_Information provided_
•••

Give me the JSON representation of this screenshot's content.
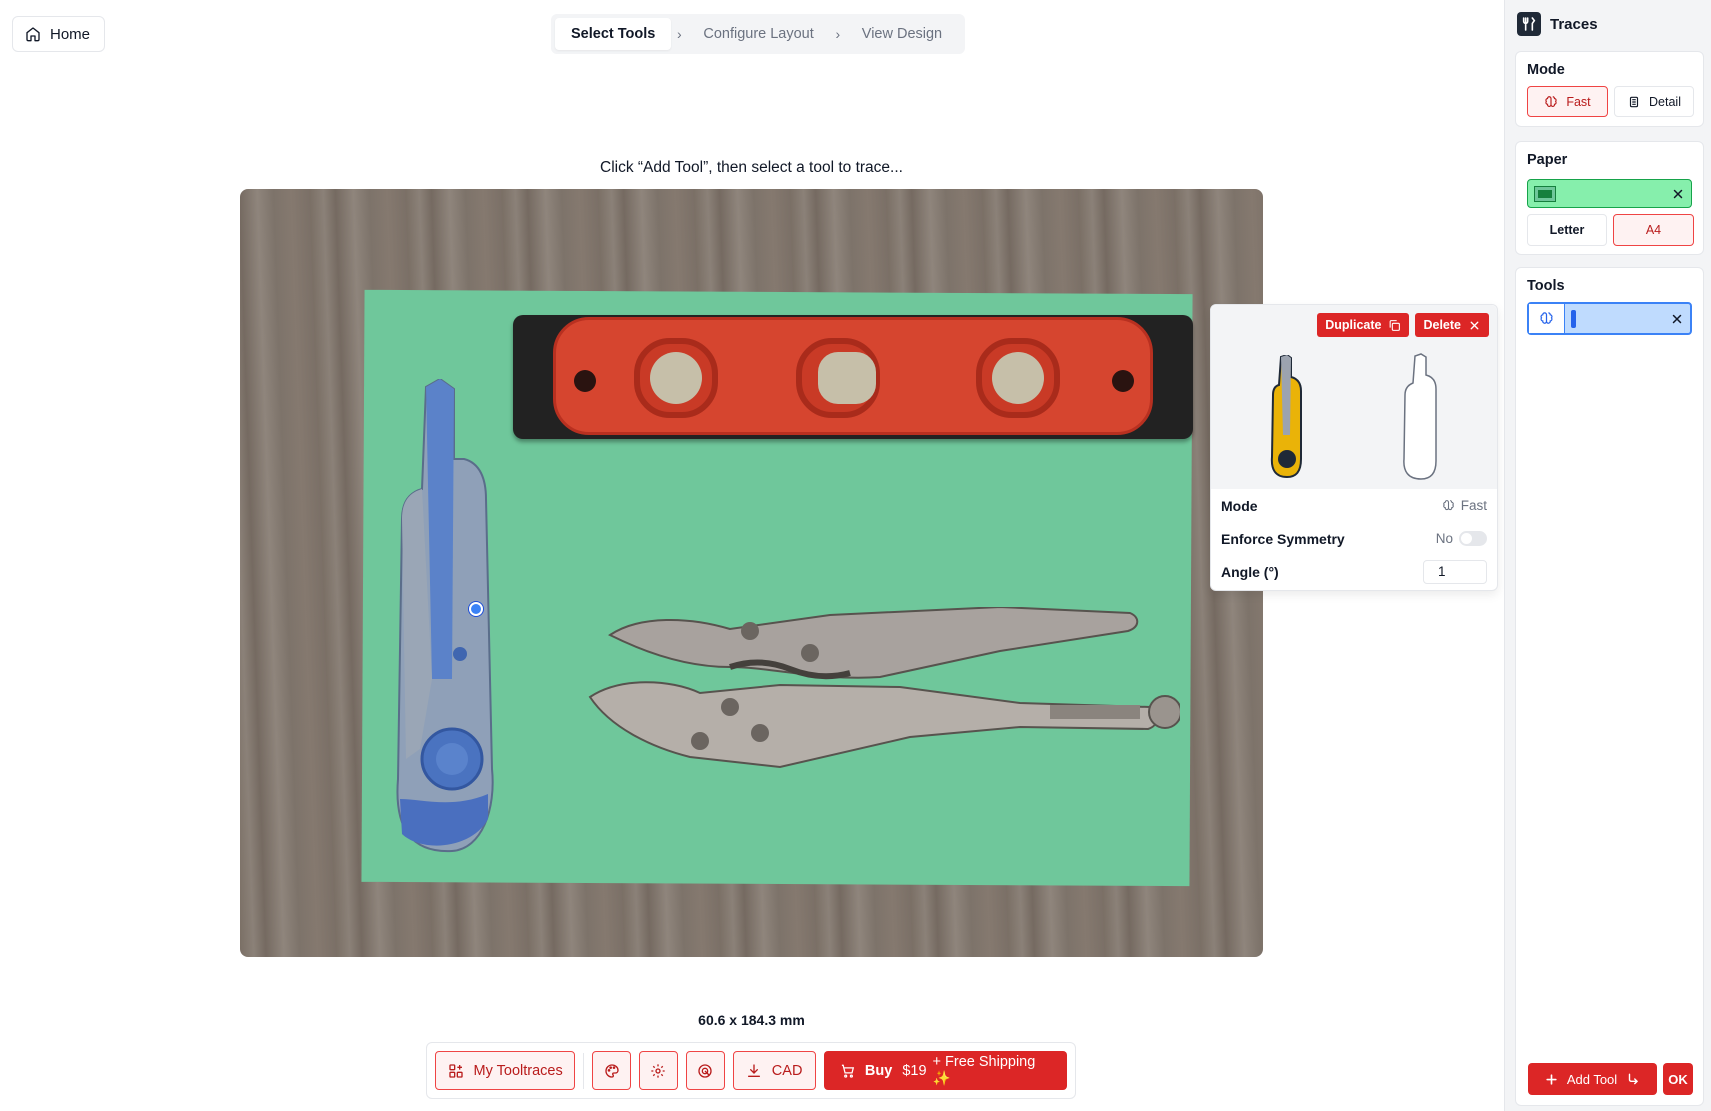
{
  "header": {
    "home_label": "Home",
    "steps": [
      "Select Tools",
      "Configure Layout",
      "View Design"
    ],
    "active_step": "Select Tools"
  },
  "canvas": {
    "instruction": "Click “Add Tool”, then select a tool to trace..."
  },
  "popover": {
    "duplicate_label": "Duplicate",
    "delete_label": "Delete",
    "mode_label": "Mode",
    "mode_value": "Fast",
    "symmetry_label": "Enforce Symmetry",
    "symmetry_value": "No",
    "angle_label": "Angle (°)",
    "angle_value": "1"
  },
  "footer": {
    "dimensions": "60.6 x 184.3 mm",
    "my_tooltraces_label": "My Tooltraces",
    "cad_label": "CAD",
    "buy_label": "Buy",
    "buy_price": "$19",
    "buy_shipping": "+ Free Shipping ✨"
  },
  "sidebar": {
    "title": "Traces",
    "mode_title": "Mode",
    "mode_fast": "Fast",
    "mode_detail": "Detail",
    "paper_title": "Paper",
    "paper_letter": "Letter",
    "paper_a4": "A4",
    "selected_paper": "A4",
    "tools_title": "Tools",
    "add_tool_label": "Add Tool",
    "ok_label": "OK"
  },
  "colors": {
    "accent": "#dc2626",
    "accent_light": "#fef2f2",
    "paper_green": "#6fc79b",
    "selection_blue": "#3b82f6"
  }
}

•••

All the records above need to be given again word for word. Skip the pictures.

Give me the JSON representation of this screenshot's content.
{
  "header": {
    "home_label": "Home",
    "steps": [
      "Select Tools",
      "Configure Layout",
      "View Design"
    ],
    "active_step": "Select Tools"
  },
  "canvas": {
    "instruction": "Click “Add Tool”, then select a tool to trace..."
  },
  "popover": {
    "duplicate_label": "Duplicate",
    "delete_label": "Delete",
    "mode_label": "Mode",
    "mode_value": "Fast",
    "symmetry_label": "Enforce Symmetry",
    "symmetry_value": "No",
    "angle_label": "Angle (°)",
    "angle_value": "1"
  },
  "footer": {
    "dimensions": "60.6 x 184.3 mm",
    "my_tooltraces_label": "My Tooltraces",
    "cad_label": "CAD",
    "buy_label": "Buy",
    "buy_price": "$19",
    "buy_shipping": "+ Free Shipping ✨"
  },
  "sidebar": {
    "title": "Traces",
    "mode_title": "Mode",
    "mode_fast": "Fast",
    "mode_detail": "Detail",
    "paper_title": "Paper",
    "paper_letter": "Letter",
    "paper_a4": "A4",
    "selected_paper": "A4",
    "tools_title": "Tools",
    "add_tool_label": "Add Tool",
    "ok_label": "OK"
  },
  "colors": {
    "accent": "#dc2626",
    "accent_light": "#fef2f2",
    "paper_green": "#6fc79b",
    "selection_blue": "#3b82f6"
  }
}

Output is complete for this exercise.